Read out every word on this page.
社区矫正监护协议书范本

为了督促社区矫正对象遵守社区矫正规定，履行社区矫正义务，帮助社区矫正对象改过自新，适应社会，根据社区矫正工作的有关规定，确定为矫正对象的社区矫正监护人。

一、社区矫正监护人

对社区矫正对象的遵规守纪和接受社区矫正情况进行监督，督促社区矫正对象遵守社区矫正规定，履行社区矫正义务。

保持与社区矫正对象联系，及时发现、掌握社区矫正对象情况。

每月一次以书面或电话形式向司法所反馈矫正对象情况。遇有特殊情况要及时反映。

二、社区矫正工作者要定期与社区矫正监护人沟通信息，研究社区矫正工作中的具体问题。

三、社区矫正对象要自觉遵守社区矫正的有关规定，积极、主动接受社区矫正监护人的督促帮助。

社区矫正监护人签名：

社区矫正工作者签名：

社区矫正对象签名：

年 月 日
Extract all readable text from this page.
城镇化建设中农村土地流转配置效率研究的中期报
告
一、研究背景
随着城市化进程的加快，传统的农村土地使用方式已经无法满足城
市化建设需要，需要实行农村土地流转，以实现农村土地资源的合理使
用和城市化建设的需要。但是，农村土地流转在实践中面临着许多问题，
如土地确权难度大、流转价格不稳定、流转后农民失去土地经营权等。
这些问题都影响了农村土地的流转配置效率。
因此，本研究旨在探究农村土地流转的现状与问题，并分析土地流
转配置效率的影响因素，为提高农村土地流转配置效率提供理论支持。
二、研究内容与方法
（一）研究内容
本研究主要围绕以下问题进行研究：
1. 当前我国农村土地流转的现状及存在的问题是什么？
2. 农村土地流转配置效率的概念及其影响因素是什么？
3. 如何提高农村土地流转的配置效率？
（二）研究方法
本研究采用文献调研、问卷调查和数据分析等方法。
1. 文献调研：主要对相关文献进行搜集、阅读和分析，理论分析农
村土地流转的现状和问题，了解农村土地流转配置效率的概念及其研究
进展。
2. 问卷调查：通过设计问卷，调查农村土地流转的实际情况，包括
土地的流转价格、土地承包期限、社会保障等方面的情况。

**YOUR INSTRUCTIONS:** Extract all of the data shown above and repeat it verbatim.

**SOLUTION TO THIS TASK:**
Read out every word on this page.
社区矫正监护协议书范本

为了督促社区矫正对象遵守社区矫正规定，履行社区矫正义务，帮助社区矫正对象改过自新，适应社会，根据社区矫正工作的有关规定，确定为矫正对象的社区矫正监护人。

一、社区矫正监护人

对社区矫正对象的遵规守纪和接受社区矫正情况进行监督，督促社区矫正对象遵守社区矫正规定，履行社区矫正义务。

保持与社区矫正对象联系，及时发现、掌握社区矫正对象情况。

每月一次以书面或电话形式向司法所反馈矫正对象情况。遇有特殊情况要及时反映。

二、社区矫正工作者要定期与社区矫正监护人沟通信息，研究社区矫正工作中的具体问题。

三、社区矫正对象要自觉遵守社区矫正的有关规定，积极、主动接受社区矫正监护人的督促帮助。

社区矫正监护人签名：

社区矫正工作者签名：

社区矫正对象签名：

年 月 日
Extract all readable text from this page.
城镇化建设中农村土地流转配置效率研究的中期报
告
一、研究背景
随着城市化进程的加快，传统的农村土地使用方式已经无法满足城
市化建设需要，需要实行农村土地流转，以实现农村土地资源的合理使
用和城市化建设的需要。但是，农村土地流转在实践中面临着许多问题，
如土地确权难度大、流转价格不稳定、流转后农民失去土地经营权等。
这些问题都影响了农村土地的流转配置效率。
因此，本研究旨在探究农村土地流转的现状与问题，并分析土地流
转配置效率的影响因素，为提高农村土地流转配置效率提供理论支持。
二、研究内容与方法
（一）研究内容
本研究主要围绕以下问题进行研究：
1. 当前我国农村土地流转的现状及存在的问题是什么？
2. 农村土地流转配置效率的概念及其影响因素是什么？
3. 如何提高农村土地流转的配置效率？
（二）研究方法
本研究采用文献调研、问卷调查和数据分析等方法。
1. 文献调研：主要对相关文献进行搜集、阅读和分析，理论分析农
村土地流转的现状和问题，了解农村土地流转配置效率的概念及其研究
进展。
2. 问卷调查：通过设计问卷，调查农村土地流转的实际情况，包括
土地的流转价格、土地承包期限、社会保障等方面的情况。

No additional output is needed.